Task instructions.
(1) From the passage on Ockham's principle, list every group of people it says frequently invoke the idea of the simplest explanation.
(2) Answer these from the passage on Ockham's principle:
(a) Around what year is the Latin quotation attributed to William of Ockham?
(b) According to the passage, what does a quadratic model always give to noisy data, compared with a linear model?
(c) What is the first of the two problems that arise if we try to make the Ockham principle objective?

Numquam ponenda est pluralitas sine necessitate.
- attributed to
William of Ockham, circa 1300.
Translation:
“Plurality should not be posited without need.”
The above
quotation is understood to be a heuristic principle to aid in the comparison of
different explanations for a set of known facts.
The principle
is often restated as:
‘The simplest
possible explanation is usually the correct explanation.’
This idea is frequently invoked by scientists, engineers, or any other class of person
involved in rational decision making, very often without thinking. We know
instinctively, for example, that when trying to identify the cause of the force
between two parallel current-carrying wires, it is useless to contemplate the
presence of monkeys on the moon. But this is the most trivial form of
application of the Ockham principle, specifying our preferred attitude to
entities of no conceivable relevance to the subject of study.
Less trivial
applications occur when we contemplate things that would have an effect on the
processes we study. In such cases it is still widely and instinctively accepted
that we should postulate only sufficient causal agents to explain the recorded
phenomena. We tend to see the ‘simplicity’ of an explanation, therefore, to be
advantageous. Mathematically, this is related to the complexity of the
mathematical model with which we formulate our description of a process. A linear response model, for example,
when it gives a good fit, is seen as more desirable than a quadratic model. This
may be partly related to the greater ease with which a linear model can be
investigated mathematically, but there is also a feeling that if the fit is
good, then the linear model probably is the true model, even though the
quadratic model will always give a better fit (lower minimized residuals) to
noisy data.
Two problems
arise if we try to make the Ockham principle objective:
(i) How
do we define the ‘simplicity’ of a model?
(ii) How
are we to determine when it is acceptable to reject a model in
favor
of one less simple?

Element placement data
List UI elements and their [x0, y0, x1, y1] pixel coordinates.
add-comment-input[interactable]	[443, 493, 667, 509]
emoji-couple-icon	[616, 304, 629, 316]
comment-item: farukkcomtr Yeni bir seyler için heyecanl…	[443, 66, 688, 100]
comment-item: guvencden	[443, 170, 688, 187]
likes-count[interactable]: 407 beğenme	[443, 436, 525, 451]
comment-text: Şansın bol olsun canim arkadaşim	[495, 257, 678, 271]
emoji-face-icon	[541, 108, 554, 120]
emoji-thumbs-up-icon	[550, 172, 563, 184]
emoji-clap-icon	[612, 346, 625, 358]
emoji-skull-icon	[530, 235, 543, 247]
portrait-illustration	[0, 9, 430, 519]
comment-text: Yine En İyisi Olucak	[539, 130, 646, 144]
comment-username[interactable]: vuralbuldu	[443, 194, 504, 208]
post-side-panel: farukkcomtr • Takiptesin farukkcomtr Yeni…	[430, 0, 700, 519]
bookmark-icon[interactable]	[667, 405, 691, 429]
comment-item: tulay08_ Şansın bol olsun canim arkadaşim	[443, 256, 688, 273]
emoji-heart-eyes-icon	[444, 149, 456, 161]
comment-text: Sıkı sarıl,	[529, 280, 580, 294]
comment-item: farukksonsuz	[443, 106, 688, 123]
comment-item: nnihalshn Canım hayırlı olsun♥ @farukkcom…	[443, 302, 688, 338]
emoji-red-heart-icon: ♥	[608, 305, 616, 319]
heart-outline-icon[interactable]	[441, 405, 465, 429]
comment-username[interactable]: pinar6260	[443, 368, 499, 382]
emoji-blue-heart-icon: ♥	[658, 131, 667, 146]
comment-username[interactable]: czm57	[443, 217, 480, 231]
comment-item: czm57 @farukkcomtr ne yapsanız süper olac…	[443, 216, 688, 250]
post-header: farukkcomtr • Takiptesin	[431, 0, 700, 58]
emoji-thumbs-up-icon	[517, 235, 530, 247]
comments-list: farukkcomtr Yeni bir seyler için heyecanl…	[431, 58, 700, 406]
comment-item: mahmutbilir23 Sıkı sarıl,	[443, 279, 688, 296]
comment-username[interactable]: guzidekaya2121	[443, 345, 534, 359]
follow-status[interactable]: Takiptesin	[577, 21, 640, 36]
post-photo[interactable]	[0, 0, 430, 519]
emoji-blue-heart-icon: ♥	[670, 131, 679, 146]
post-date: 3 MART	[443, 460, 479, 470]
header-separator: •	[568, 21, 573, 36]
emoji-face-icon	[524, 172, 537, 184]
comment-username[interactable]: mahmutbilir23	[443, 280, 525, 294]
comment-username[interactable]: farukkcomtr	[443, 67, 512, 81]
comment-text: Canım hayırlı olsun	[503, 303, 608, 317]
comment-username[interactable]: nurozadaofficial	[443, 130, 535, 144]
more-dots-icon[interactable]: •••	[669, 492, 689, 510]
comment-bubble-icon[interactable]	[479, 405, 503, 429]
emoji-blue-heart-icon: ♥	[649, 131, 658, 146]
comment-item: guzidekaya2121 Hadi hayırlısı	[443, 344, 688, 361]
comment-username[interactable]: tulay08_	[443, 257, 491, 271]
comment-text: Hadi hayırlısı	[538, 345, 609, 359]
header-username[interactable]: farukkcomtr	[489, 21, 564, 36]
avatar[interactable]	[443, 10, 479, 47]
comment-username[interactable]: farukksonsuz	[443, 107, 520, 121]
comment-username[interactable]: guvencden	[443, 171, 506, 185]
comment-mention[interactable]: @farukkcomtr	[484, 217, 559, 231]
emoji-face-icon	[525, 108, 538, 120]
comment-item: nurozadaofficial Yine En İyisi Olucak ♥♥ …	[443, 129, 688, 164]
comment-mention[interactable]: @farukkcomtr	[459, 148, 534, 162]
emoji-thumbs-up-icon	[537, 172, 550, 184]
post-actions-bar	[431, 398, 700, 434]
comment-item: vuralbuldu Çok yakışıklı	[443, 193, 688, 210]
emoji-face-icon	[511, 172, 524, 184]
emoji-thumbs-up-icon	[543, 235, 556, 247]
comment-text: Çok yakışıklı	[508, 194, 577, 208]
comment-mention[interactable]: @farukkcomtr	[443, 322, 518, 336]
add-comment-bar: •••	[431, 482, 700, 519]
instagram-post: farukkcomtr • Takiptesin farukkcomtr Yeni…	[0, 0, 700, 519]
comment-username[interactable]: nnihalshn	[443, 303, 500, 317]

Solutions per task.
(1)
Scientists
Engineers
Any other class of person involved in rational decision making

(2)
(a) Circa 1300.
(b) A better fit, with lower minimized residuals.
(c) How do we define the "simplicity" of a model?